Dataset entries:
——
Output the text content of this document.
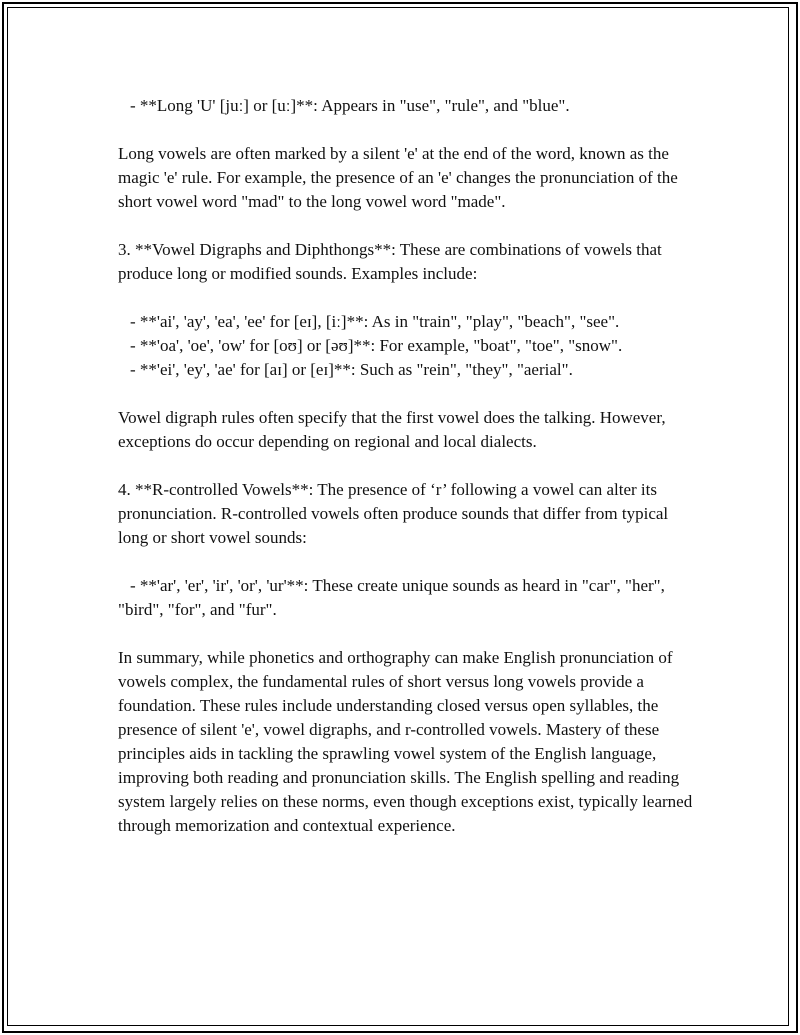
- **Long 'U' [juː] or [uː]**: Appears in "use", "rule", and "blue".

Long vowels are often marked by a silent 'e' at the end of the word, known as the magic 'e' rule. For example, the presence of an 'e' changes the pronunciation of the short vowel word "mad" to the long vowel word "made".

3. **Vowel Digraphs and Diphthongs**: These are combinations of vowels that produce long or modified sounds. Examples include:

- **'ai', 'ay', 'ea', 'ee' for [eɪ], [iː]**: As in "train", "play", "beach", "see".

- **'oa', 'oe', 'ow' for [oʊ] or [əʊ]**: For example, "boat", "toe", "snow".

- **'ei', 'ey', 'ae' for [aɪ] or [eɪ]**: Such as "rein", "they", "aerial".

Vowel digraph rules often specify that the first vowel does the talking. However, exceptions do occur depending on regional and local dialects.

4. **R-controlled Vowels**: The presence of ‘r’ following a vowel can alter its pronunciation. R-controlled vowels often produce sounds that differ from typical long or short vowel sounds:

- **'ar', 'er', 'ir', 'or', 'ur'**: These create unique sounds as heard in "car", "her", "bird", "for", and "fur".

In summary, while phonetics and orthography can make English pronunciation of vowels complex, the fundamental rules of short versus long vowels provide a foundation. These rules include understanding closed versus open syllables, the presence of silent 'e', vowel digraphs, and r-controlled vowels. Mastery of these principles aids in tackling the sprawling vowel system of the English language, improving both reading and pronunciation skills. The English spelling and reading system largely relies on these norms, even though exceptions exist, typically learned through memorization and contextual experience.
——
Your goal => Choose all lines containing the string "produce" and copy them out.

Written answer =>
3. **Vowel Digraphs and Diphthongs**: These are combinations of vowels that produce long or modified sounds. Examples include:
4. **R-controlled Vowels**: The presence of ‘r’ following a vowel can alter its pronunciation. R-controlled vowels often produce sounds that differ from typical long or short vowel sounds:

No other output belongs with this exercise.